Directions for this task =>
Below are the records. Gather each line that holds "actief".

-- Begin Dataset content --

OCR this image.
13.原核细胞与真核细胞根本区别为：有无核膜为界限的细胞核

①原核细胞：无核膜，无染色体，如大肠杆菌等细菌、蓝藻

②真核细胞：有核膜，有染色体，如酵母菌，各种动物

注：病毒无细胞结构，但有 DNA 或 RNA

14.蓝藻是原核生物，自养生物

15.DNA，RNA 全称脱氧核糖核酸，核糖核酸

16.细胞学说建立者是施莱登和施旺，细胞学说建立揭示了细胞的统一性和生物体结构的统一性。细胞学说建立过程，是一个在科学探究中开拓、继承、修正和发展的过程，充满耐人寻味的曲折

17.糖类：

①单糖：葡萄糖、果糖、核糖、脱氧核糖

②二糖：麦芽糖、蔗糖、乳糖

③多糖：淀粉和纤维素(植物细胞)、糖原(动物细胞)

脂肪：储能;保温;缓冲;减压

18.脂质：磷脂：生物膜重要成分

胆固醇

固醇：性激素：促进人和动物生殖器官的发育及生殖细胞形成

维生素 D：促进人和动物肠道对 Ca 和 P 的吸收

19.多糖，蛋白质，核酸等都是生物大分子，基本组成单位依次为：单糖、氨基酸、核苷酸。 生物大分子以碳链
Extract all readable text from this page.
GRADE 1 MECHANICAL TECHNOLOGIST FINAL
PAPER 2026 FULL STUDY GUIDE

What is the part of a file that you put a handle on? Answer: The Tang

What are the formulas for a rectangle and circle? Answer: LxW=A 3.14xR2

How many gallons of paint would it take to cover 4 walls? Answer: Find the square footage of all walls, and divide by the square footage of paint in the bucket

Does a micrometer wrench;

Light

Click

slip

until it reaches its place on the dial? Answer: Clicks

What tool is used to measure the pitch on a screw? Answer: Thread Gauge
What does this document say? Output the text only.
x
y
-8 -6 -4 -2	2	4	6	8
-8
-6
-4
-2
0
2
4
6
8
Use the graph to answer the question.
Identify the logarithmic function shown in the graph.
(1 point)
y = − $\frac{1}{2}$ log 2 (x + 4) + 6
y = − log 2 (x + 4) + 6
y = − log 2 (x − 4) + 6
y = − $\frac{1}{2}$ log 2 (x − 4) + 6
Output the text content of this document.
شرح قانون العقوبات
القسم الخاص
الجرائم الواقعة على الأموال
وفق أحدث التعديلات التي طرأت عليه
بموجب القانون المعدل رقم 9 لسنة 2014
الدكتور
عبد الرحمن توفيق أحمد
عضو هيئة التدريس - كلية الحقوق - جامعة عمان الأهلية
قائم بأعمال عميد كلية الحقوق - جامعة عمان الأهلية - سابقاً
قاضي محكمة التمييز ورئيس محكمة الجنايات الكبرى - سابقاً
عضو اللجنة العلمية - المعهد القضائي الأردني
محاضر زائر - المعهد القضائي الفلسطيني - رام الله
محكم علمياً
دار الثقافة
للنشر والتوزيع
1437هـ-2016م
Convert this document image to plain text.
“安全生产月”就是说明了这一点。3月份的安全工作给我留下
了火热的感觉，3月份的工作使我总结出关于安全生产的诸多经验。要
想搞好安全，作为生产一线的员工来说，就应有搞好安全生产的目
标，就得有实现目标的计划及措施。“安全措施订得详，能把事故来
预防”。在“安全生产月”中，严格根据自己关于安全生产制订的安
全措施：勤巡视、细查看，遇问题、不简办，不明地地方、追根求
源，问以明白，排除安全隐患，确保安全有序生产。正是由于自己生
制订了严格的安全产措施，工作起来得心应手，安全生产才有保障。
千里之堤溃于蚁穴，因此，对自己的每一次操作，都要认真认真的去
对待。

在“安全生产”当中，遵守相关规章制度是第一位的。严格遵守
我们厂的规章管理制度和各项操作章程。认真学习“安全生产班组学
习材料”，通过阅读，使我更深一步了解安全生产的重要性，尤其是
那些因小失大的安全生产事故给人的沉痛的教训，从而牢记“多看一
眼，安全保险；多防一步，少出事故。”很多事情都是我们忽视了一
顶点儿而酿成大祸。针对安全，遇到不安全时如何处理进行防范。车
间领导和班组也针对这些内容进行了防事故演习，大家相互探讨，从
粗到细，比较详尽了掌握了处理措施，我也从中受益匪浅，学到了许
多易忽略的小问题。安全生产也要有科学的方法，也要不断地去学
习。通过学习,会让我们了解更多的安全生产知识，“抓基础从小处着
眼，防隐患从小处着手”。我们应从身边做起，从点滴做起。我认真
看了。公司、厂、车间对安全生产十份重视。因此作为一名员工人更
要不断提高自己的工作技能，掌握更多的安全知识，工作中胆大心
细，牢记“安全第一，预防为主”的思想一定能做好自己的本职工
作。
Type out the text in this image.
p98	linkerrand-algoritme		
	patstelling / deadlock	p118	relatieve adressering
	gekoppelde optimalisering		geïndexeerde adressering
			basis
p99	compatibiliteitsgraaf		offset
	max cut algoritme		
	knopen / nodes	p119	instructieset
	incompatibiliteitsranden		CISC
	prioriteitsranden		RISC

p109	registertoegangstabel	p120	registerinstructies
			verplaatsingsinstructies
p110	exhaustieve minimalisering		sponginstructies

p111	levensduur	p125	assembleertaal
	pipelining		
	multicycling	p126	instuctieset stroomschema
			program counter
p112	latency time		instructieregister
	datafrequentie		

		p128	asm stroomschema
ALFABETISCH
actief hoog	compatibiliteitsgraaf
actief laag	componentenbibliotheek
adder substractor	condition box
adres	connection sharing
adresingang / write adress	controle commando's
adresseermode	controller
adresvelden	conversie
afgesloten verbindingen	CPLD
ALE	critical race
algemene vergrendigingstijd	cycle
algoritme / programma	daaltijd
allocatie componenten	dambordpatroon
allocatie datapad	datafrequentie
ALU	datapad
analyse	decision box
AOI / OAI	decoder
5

-- End Dataset content --

Finished exercise =>
actief hoog	compatibiliteitsgraaf
actief laag	componentenbibliotheek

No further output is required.